Locate the word "ليست" in the data below, then copy every line that holds it.

____

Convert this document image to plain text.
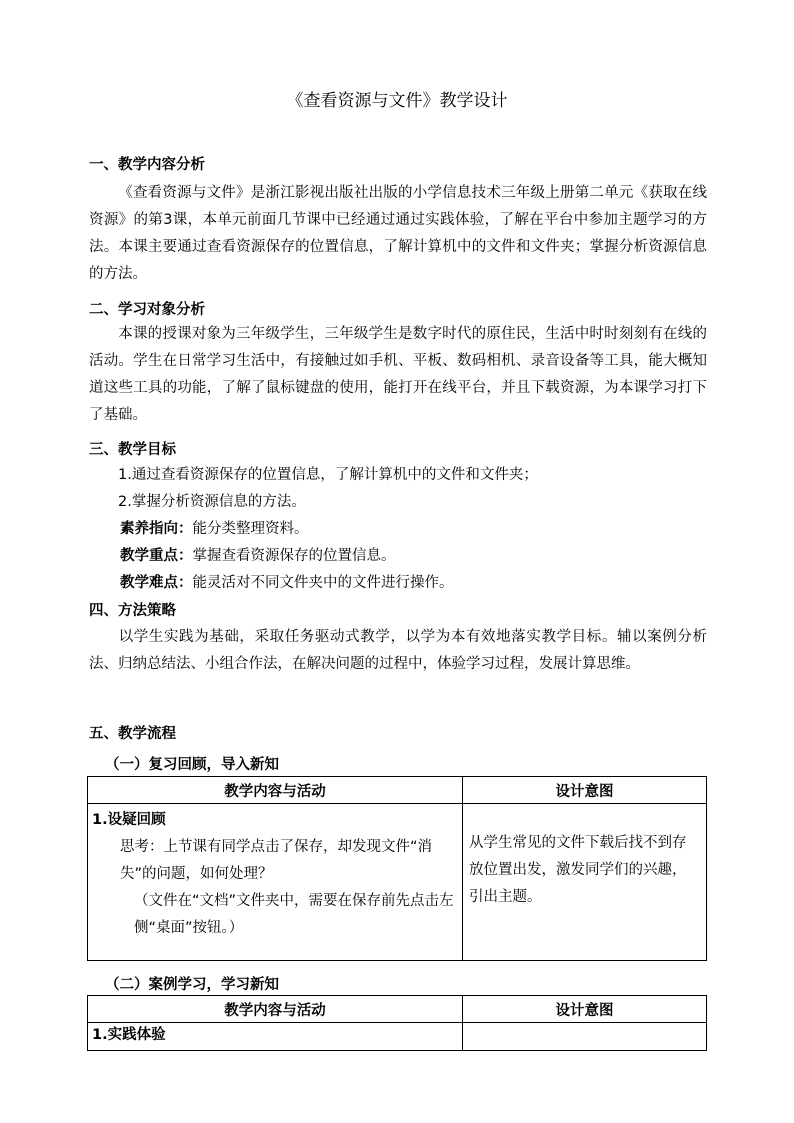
《查看资源与文件》教学设计
一、教学内容分析
《查看资源与文件》是浙江影视出版社出版的小学信息技术三年级上册第二单元《获取在线资源》的第3课，本单元前面几节课中已经通过通过实践体验，了解在平台中参加主题学习的方法。本课主要通过查看资源保存的位置信息，了解计算机中的文件和文件夹；掌握分析资源信息的方法。
二、学习对象分析
本课的授课对象为三年级学生，三年级学生是数字时代的原住民，生活中时时刻刻有在线的活动。学生在日常学习生活中，有接触过如手机、平板、数码相机、录音设备等工具，能大概知道这些工具的功能，了解了鼠标键盘的使用，能打开在线平台，并且下载资源，为本课学习打下了基础。
三、教学目标
1.通过查看资源保存的位置信息，了解计算机中的文件和文件夹；
2.掌握分析资源信息的方法。
素养指向：能分类整理资料。
教学重点：掌握查看资源保存的位置信息。
教学难点：能灵活对不同文件夹中的文件进行操作。
四、方法策略
以学生实践为基础，采取任务驱动式教学，以学为本有效地落实教学目标。辅以案例分析法、归纳总结法、小组合作法，在解决问题的过程中，体验学习过程，发展计算思维。
五、教学流程
（一）复习回顾，导入新知
教学内容与活动	设计意图

1.设疑回顾
思考：上节课有同学点击了保存，却发现文件“消失”的问题，如何处理？
（文件在“文档”文件夹中，需要在保存前先点击左侧“桌面”按钮。）	从学生常见的文件下载后找不到存放位置出发，激发同学们的兴趣，引出主题。
（二）案例学习，学习新知
教学内容与活动	设计意图

1.实践体验	
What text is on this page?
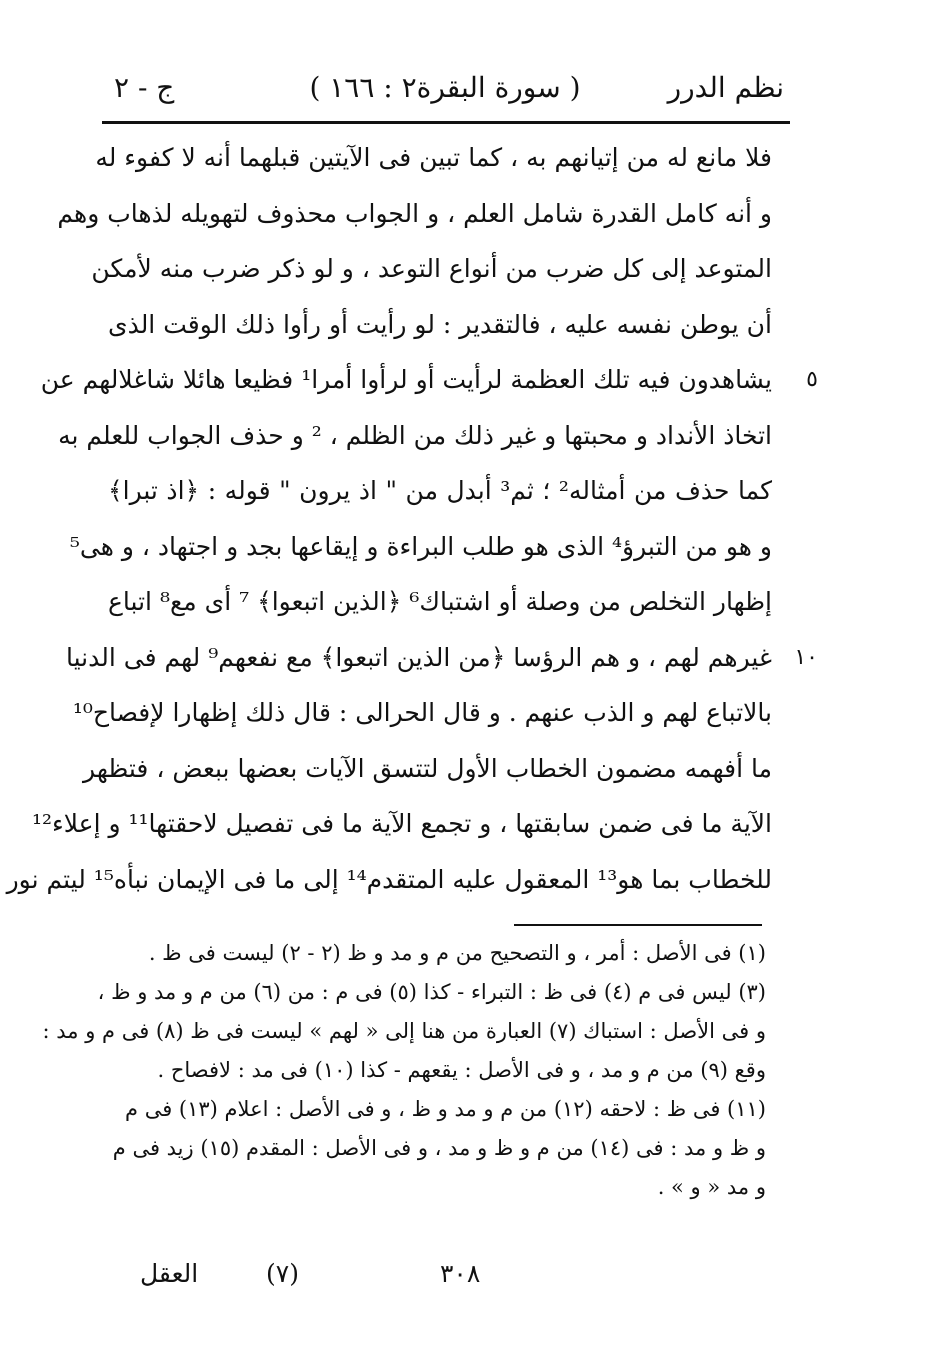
نظم الدرر
( سورة البقرة٢ : ١٦٦ )
ج - ٢
فلا مانع له من إتيانهم به ، كما تبين فى الآيتين قبلهما أنه لا كفوء له
و أنه كامل القدرة شامل العلم ، و الجواب محذوف لتهويله لذهاب وهم
المتوعد إلى كل ضرب من أنواع التوعد ، و لو ذكر ضرب منه لأمكن
أن يوطن نفسه عليه ، فالتقدير : لو رأيت أو رأوا ذلك الوقت الذى
٥
يشاهدون فيه تلك العظمة لرأيت أو لرأوا أمرا¹ فظيعا هائلا شاغلالهم عن
اتخاذ الأنداد و محبتها و غير ذلك من الظلم ، ² و حذف الجواب للعلم به
كما حذف من أمثاله² ؛ ثم³ أبدل من " اذ يرون " قوله : ﴿اذ تبرا﴾
و هو من التبرؤ⁴ الذى هو طلب البراءة و إيقاعها بجد و اجتهاد ، و هى⁵
إظهار التخلص من وصلة أو اشتباك⁶ ﴿الذين اتبعوا﴾ ⁷ أى مع⁸ اتباع
١٠
غيرهم لهم ، و هم الرؤسا ﴿من الذين اتبعوا﴾ مع نفعهم⁹ لهم فى الدنيا
بالاتباع لهم و الذب عنهم . و قال الحرالى : قال ذلك إظهارا لإفصاح¹⁰
ما أفهمه مضمون الخطاب الأول لتتسق الآيات بعضها ببعض ، فتظهر
الآية ما فى ضمن سابقتها ، و تجمع الآية ما فى تفصيل لاحقتها¹¹ و إعلاء¹²
للخطاب بما هو¹³ المعقول عليه المتقدم¹⁴ إلى ما فى الإيمان نبأه¹⁵ ليتم نور
(١) فى الأصل : أمر ، و التصحيح من م و مد و ظ (٢ - ٢) ليست فى ظ .
(٣) ليس فى م (٤) فى ظ : التبراء - كذا (٥) فى م : من (٦) من م و مد و ظ ،
و فى الأصل : استباك (٧) العبارة من هنا إلى « لهم » ليست فى ظ (٨) فى م و مد :
وقع (٩) من م و مد ، و فى الأصل : يقعهم - كذا (١٠) فى مد : لافصاح .
(١١) فى ظ : لاحقه (١٢) من م و مد و ظ ، و فى الأصل : اعلام (١٣) فى م
و ظ و مد : فى (١٤) من م و ظ و مد ، و فى الأصل : المقدم (١٥) زيد فى م
و مد « و » .
العقل	(٧)	٣٠٨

____

> [Exercise result]:
(١) فى الأصل : أمر ، و التصحيح من م و مد و ظ (٢ - ٢) ليست فى ظ .
و فى الأصل : استباك (٧) العبارة من هنا إلى « لهم » ليست فى ظ (٨) فى م و مد :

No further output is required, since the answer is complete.